STATED GOAL. Return the listing below in full, with every line exactly as it is.

Data entries
----------------

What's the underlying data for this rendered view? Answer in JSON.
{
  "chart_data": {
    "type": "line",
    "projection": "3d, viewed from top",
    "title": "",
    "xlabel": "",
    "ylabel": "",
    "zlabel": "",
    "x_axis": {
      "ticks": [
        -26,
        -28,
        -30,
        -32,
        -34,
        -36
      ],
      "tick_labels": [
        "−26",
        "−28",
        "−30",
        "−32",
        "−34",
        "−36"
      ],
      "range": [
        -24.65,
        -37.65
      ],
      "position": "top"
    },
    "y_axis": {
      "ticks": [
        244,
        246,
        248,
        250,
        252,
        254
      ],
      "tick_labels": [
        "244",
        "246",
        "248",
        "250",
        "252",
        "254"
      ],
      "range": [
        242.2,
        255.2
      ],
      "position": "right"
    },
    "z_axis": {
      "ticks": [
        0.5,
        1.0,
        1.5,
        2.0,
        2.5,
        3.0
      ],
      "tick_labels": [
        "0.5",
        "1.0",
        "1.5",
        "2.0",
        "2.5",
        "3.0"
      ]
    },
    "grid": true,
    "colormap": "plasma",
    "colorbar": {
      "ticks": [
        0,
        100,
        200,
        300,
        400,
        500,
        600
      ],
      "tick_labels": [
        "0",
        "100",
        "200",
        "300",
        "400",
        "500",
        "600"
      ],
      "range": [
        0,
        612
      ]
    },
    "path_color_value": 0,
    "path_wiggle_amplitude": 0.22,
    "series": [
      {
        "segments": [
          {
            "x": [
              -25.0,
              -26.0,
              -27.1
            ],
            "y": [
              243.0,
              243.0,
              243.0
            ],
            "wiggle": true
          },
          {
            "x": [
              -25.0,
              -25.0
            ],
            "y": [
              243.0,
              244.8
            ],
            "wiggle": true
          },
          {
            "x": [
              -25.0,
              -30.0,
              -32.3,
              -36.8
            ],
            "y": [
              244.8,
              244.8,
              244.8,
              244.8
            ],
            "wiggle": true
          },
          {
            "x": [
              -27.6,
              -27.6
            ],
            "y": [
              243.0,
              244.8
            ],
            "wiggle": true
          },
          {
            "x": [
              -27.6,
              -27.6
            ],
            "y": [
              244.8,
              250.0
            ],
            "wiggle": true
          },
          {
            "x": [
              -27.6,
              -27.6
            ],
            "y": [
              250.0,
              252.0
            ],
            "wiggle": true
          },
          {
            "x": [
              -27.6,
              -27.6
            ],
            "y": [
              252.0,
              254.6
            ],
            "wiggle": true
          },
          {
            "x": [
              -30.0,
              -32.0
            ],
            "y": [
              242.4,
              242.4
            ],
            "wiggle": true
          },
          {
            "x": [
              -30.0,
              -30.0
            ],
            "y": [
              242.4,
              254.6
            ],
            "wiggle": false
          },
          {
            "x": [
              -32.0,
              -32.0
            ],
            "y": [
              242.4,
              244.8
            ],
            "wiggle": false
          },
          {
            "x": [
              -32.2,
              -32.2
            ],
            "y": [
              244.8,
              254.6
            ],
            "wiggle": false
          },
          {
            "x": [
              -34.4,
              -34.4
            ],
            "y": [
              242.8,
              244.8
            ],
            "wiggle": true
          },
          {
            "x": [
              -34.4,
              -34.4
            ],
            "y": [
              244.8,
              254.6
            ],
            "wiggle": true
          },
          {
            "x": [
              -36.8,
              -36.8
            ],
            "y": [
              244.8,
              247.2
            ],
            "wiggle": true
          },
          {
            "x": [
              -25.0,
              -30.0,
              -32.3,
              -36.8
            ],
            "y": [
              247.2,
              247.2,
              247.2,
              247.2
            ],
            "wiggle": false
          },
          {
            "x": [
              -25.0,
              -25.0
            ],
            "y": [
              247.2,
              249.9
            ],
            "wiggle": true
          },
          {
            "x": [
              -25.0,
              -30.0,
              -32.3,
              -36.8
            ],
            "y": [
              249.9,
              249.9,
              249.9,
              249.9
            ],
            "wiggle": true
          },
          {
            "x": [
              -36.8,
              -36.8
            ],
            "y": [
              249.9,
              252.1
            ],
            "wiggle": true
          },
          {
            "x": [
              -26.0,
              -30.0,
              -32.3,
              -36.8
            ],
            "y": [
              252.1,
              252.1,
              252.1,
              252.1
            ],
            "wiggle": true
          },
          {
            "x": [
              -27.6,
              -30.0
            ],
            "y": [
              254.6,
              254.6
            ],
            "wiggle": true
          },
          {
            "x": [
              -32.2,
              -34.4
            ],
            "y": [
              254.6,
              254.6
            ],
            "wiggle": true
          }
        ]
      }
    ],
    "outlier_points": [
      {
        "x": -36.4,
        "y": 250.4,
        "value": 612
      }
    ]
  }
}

----------------

WRITTEN SOLUTION.
What's the underlying data for this rendered view? Answer in JSON.
{
  "chart_data": {
    "type": "line",
    "projection": "3d, viewed from top",
    "title": "",
    "xlabel": "",
    "ylabel": "",
    "zlabel": "",
    "x_axis": {
      "ticks": [
        -26,
        -28,
        -30,
        -32,
        -34,
        -36
      ],
      "tick_labels": [
        "−26",
        "−28",
        "−30",
        "−32",
        "−34",
        "−36"
      ],
      "range": [
        -24.65,
        -37.65
      ],
      "position": "top"
    },
    "y_axis": {
      "ticks": [
        244,
        246,
        248,
        250,
        252,
        254
      ],
      "tick_labels": [
        "244",
        "246",
        "248",
        "250",
        "252",
        "254"
      ],
      "range": [
        242.2,
        255.2
      ],
      "position": "right"
    },
    "z_axis": {
      "ticks": [
        0.5,
        1.0,
        1.5,
        2.0,
        2.5,
        3.0
      ],
      "tick_labels": [
        "0.5",
        "1.0",
        "1.5",
        "2.0",
        "2.5",
        "3.0"
      ]
    },
    "grid": true,
    "colormap": "plasma",
    "colorbar": {
      "ticks": [
        0,
        100,
        200,
        300,
        400,
        500,
        600
      ],
      "tick_labels": [
        "0",
        "100",
        "200",
        "300",
        "400",
        "500",
        "600"
      ],
      "range": [
        0,
        612
      ]
    },
    "path_color_value": 0,
    "path_wiggle_amplitude": 0.22,
    "series": [
      {
        "segments": [
          {
            "x": [
              -25.0,
              -26.0,
              -27.1
            ],
            "y": [
              243.0,
              243.0,
              243.0
            ],
            "wiggle": true
          },
          {
            "x": [
              -25.0,
              -25.0
            ],
            "y": [
              243.0,
              244.8
            ],
            "wiggle": true
          },
          {
            "x": [
              -25.0,
              -30.0,
              -32.3,
              -36.8
            ],
            "y": [
              244.8,
              244.8,
              244.8,
              244.8
            ],
            "wiggle": true
          },
          {
            "x": [
              -27.6,
              -27.6
            ],
            "y": [
              243.0,
              244.8
            ],
            "wiggle": true
          },
          {
            "x": [
              -27.6,
              -27.6
            ],
            "y": [
              244.8,
              250.0
            ],
            "wiggle": true
          },
          {
            "x": [
              -27.6,
              -27.6
            ],
            "y": [
              250.0,
              252.0
            ],
            "wiggle": true
          },
          {
            "x": [
              -27.6,
              -27.6
            ],
            "y": [
              252.0,
              254.6
            ],
            "wiggle": true
          },
          {
            "x": [
              -30.0,
              -32.0
            ],
            "y": [
              242.4,
              242.4
            ],
            "wiggle": true
          },
          {
            "x": [
              -30.0,
              -30.0
            ],
            "y": [
              242.4,
              254.6
            ],
            "wiggle": false
          },
          {
            "x": [
              -32.0,
              -32.0
            ],
            "y": [
              242.4,
              244.8
            ],
            "wiggle": false
          },
          {
            "x": [
              -32.2,
              -32.2
            ],
            "y": [
              244.8,
              254.6
            ],
            "wiggle": false
          },
          {
            "x": [
              -34.4,
              -34.4
            ],
            "y": [
              242.8,
              244.8
            ],
            "wiggle": true
          },
          {
            "x": [
              -34.4,
              -34.4
            ],
            "y": [
              244.8,
              254.6
            ],
            "wiggle": true
          },
          {
            "x": [
              -36.8,
              -36.8
            ],
            "y": [
              244.8,
              247.2
            ],
            "wiggle": true
          },
          {
            "x": [
              -25.0,
              -30.0,
              -32.3,
              -36.8
            ],
            "y": [
              247.2,
              247.2,
              247.2,
              247.2
            ],
            "wiggle": false
          },
          {
            "x": [
              -25.0,
              -25.0
            ],
            "y": [
              247.2,
              249.9
            ],
            "wiggle": true
          },
          {
            "x": [
              -25.0,
              -30.0,
              -32.3,
              -36.8
            ],
            "y": [
              249.9,
              249.9,
              249.9,
              249.9
            ],
            "wiggle": true
          },
          {
            "x": [
              -36.8,
              -36.8
            ],
            "y": [
              249.9,
              252.1
            ],
            "wiggle": true
          },
          {
            "x": [
              -26.0,
              -30.0,
              -32.3,
              -36.8
            ],
            "y": [
              252.1,
              252.1,
              252.1,
              252.1
            ],
            "wiggle": true
          },
          {
            "x": [
              -27.6,
              -30.0
            ],
            "y": [
              254.6,
              254.6
            ],
            "wiggle": true
          },
          {
            "x": [
              -32.2,
              -34.4
            ],
            "y": [
              254.6,
              254.6
            ],
            "wiggle": true
          }
        ]
      }
    ],
    "outlier_points": [
      {
        "x": -36.4,
        "y": 250.4,
        "value": 612
      }
    ]
  }
}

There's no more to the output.